→ **RECORDS FOR THIS EXERCISE**

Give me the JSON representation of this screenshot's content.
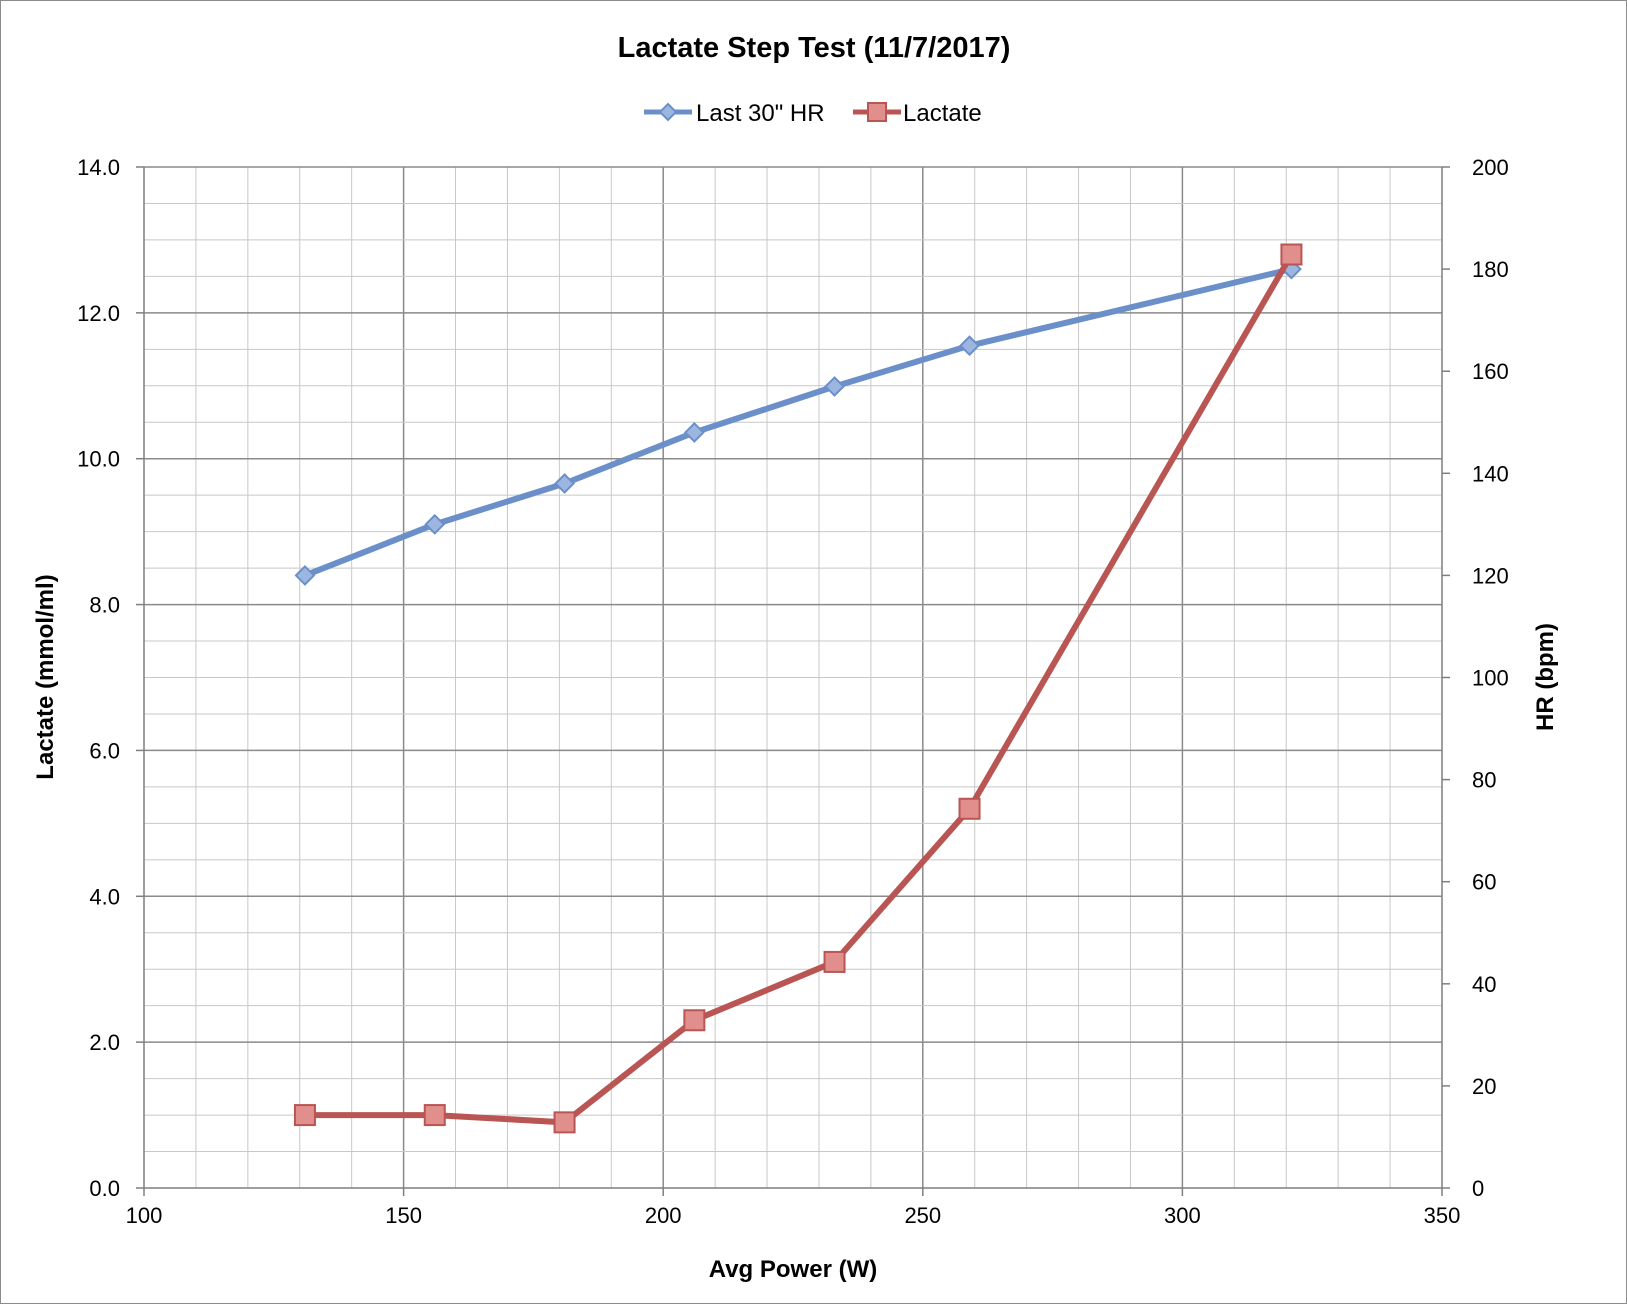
{
  "chart_data": {
    "type": "line",
    "title": "Lactate Step Test (11/7/2017)",
    "xlabel": "Avg Power (W)",
    "ylabel_left": "Lactate (mmol/ml)",
    "ylabel_right": "HR (bpm)",
    "xlim": [
      100,
      350
    ],
    "ylim_left": [
      0,
      14
    ],
    "ylim_right": [
      0,
      200
    ],
    "x_ticks": [
      "100",
      "150",
      "200",
      "250",
      "300",
      "350"
    ],
    "y_left_ticks": [
      "0.0",
      "2.0",
      "4.0",
      "6.0",
      "8.0",
      "10.0",
      "12.0",
      "14.0"
    ],
    "y_right_ticks": [
      "0",
      "20",
      "40",
      "60",
      "80",
      "100",
      "120",
      "140",
      "160",
      "180",
      "200"
    ],
    "grid": true,
    "legend_position": "top",
    "series": [
      {
        "name": "Last 30\" HR",
        "axis": "right",
        "color": "#6b8fc9",
        "marker": "diamond",
        "x": [
          131,
          156,
          181,
          206,
          233,
          259,
          321
        ],
        "y": [
          120,
          130,
          138,
          148,
          157,
          165,
          180
        ]
      },
      {
        "name": "Lactate",
        "axis": "left",
        "color": "#b95553",
        "marker": "square",
        "x": [
          131,
          156,
          181,
          206,
          233,
          259,
          321
        ],
        "y": [
          1.0,
          1.0,
          0.9,
          2.3,
          3.1,
          5.2,
          12.8
        ]
      }
    ]
  }
}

→ **WHAT IS REQUIRED**
Each line of the data should be quoted exactly, with pictures left out.

→ **THE RESULT**
Give me the JSON representation of this screenshot's content.
{
  "chart_data": {
    "type": "line",
    "title": "Lactate Step Test (11/7/2017)",
    "xlabel": "Avg Power (W)",
    "ylabel_left": "Lactate (mmol/ml)",
    "ylabel_right": "HR (bpm)",
    "xlim": [
      100,
      350
    ],
    "ylim_left": [
      0,
      14
    ],
    "ylim_right": [
      0,
      200
    ],
    "x_ticks": [
      "100",
      "150",
      "200",
      "250",
      "300",
      "350"
    ],
    "y_left_ticks": [
      "0.0",
      "2.0",
      "4.0",
      "6.0",
      "8.0",
      "10.0",
      "12.0",
      "14.0"
    ],
    "y_right_ticks": [
      "0",
      "20",
      "40",
      "60",
      "80",
      "100",
      "120",
      "140",
      "160",
      "180",
      "200"
    ],
    "grid": true,
    "legend_position": "top",
    "series": [
      {
        "name": "Last 30\" HR",
        "axis": "right",
        "color": "#6b8fc9",
        "marker": "diamond",
        "x": [
          131,
          156,
          181,
          206,
          233,
          259,
          321
        ],
        "y": [
          120,
          130,
          138,
          148,
          157,
          165,
          180
        ]
      },
      {
        "name": "Lactate",
        "axis": "left",
        "color": "#b95553",
        "marker": "square",
        "x": [
          131,
          156,
          181,
          206,
          233,
          259,
          321
        ],
        "y": [
          1.0,
          1.0,
          0.9,
          2.3,
          3.1,
          5.2,
          12.8
        ]
      }
    ]
  }
}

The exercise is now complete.